Records for this task
· · ·

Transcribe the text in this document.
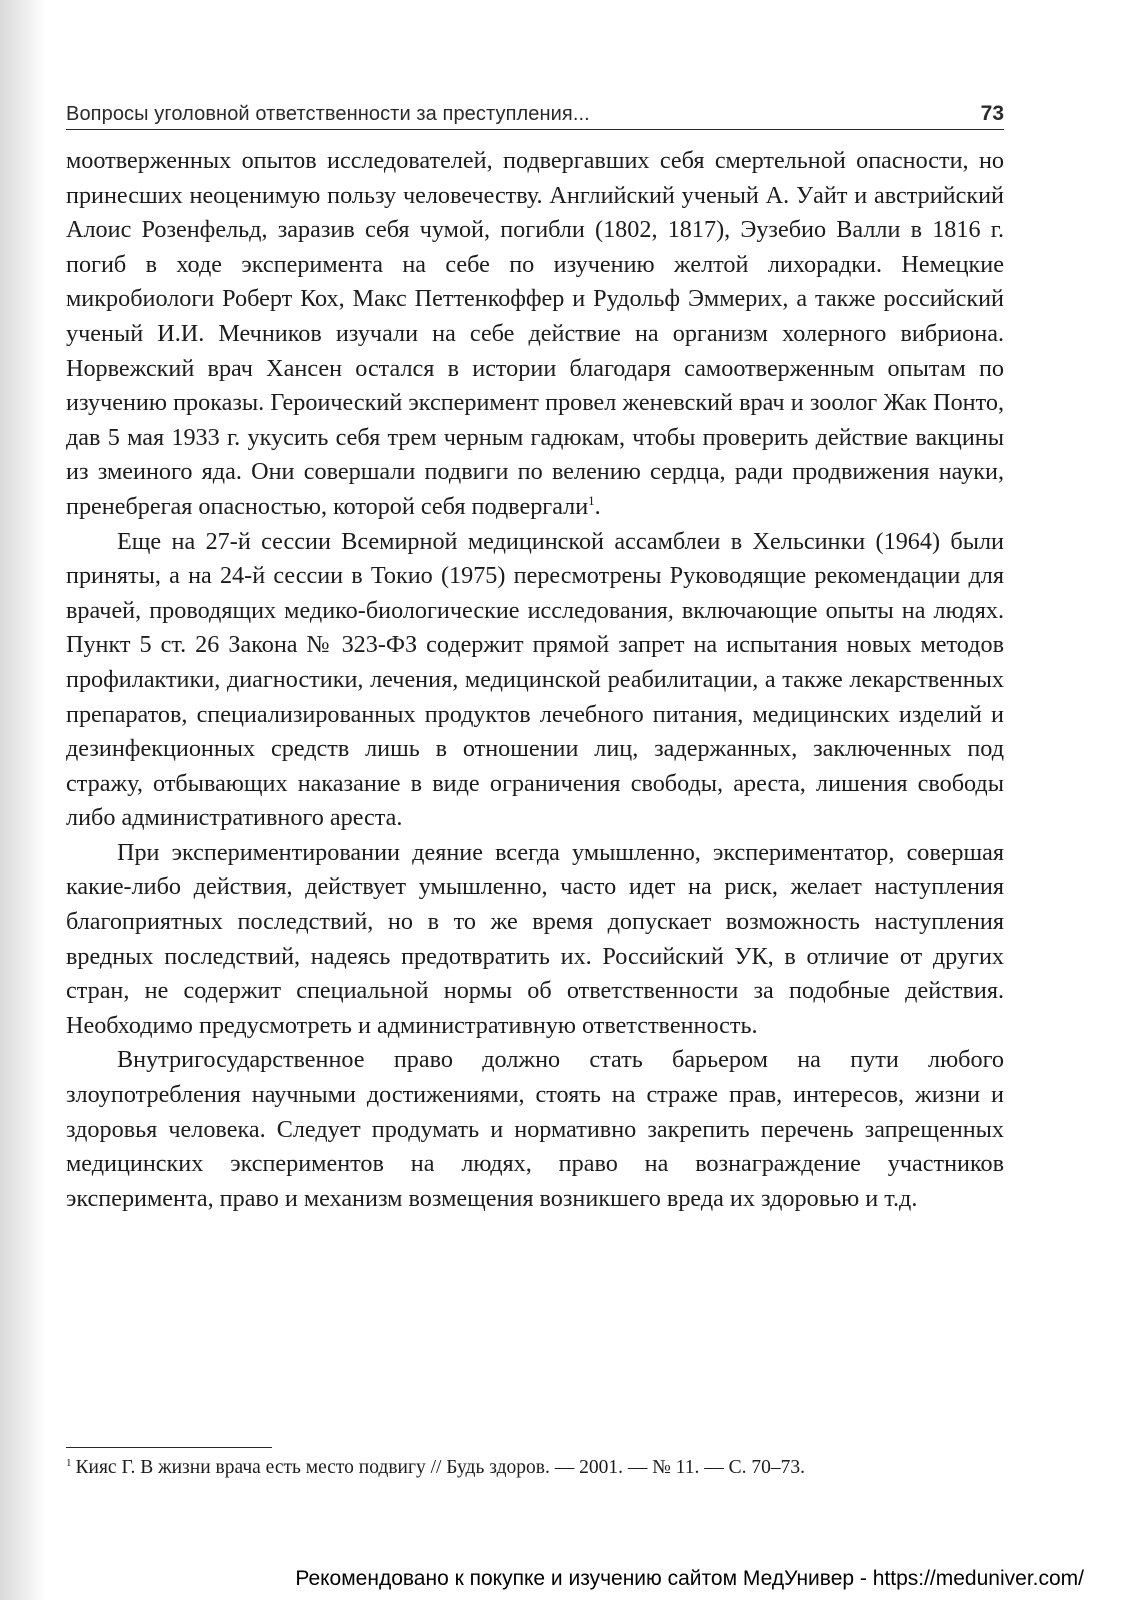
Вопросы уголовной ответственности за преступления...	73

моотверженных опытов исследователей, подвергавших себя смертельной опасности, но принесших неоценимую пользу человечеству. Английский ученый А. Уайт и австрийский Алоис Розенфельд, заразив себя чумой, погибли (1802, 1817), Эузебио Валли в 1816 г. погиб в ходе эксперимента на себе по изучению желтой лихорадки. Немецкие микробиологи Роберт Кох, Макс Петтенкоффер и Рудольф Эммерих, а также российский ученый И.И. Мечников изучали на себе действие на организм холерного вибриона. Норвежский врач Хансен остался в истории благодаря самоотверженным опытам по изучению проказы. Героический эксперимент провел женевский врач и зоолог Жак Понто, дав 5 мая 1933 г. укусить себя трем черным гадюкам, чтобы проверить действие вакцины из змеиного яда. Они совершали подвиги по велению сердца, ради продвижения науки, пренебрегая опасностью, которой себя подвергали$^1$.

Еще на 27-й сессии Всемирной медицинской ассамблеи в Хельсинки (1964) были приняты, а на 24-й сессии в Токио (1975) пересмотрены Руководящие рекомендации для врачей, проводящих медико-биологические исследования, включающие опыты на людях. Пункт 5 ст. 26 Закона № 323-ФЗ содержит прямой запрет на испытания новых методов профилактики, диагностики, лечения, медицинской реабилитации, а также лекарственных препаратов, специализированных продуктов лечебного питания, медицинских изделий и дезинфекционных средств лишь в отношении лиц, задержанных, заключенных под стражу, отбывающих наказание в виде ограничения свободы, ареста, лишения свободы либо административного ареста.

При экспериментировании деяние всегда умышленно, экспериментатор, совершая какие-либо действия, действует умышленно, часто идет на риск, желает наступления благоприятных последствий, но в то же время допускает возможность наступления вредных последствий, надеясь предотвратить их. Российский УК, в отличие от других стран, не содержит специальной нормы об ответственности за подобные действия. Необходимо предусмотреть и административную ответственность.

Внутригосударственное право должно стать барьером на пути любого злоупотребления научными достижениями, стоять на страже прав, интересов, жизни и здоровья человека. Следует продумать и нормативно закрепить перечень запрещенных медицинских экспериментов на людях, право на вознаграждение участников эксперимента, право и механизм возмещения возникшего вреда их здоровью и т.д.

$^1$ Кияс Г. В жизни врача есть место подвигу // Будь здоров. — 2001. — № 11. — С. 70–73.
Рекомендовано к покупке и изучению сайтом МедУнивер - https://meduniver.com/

· · ·

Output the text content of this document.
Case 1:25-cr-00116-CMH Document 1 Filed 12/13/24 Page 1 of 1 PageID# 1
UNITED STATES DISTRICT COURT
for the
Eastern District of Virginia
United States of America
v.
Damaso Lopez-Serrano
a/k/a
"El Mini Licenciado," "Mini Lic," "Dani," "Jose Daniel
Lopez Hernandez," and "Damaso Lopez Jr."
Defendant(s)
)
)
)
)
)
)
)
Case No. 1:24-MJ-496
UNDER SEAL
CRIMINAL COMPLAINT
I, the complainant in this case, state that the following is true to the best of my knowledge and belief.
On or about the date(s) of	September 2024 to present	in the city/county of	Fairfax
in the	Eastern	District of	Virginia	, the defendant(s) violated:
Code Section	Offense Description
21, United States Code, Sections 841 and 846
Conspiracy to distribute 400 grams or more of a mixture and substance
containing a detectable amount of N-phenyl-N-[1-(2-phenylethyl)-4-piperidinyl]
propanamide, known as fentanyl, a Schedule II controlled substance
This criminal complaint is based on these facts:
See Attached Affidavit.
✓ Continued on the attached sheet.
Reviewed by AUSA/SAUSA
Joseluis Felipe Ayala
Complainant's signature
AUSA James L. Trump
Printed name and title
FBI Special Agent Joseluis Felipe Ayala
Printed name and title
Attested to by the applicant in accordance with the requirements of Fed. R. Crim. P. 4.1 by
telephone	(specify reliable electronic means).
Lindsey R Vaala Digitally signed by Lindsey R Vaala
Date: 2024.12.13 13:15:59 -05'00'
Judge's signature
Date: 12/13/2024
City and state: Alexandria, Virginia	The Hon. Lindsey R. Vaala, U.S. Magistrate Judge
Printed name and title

· · ·

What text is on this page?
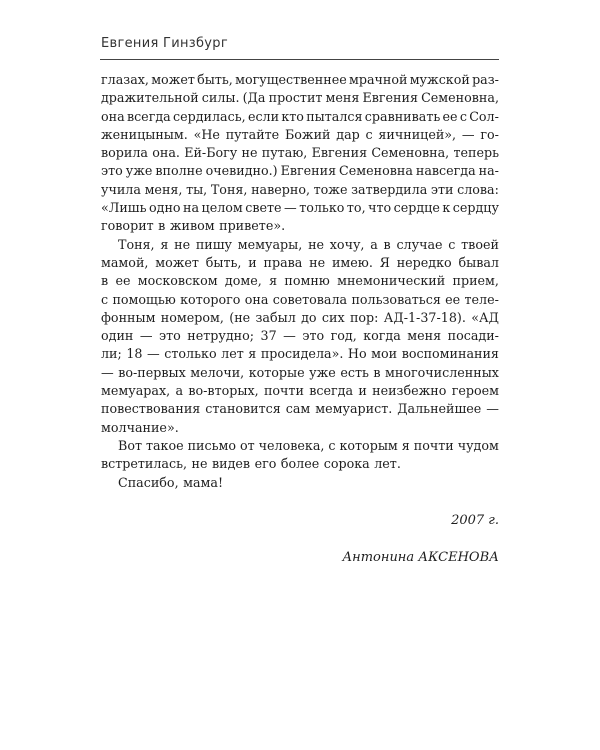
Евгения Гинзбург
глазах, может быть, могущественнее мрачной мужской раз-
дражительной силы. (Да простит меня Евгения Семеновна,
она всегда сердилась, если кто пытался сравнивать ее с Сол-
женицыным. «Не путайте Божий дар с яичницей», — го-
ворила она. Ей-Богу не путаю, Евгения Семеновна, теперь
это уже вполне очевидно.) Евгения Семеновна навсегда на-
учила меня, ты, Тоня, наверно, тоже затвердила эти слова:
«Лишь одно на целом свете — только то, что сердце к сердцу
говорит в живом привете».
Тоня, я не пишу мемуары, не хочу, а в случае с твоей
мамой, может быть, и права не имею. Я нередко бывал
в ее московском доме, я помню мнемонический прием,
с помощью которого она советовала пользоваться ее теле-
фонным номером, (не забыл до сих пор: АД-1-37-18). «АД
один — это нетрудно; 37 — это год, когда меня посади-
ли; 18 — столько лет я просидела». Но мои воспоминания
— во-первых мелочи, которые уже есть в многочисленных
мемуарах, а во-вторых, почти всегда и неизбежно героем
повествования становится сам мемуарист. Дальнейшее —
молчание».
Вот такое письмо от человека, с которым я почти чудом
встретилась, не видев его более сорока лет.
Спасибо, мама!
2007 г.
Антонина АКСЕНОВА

· · ·

Count the lines of these entries that hold the string "Damaso", and give only that number.

Final result
2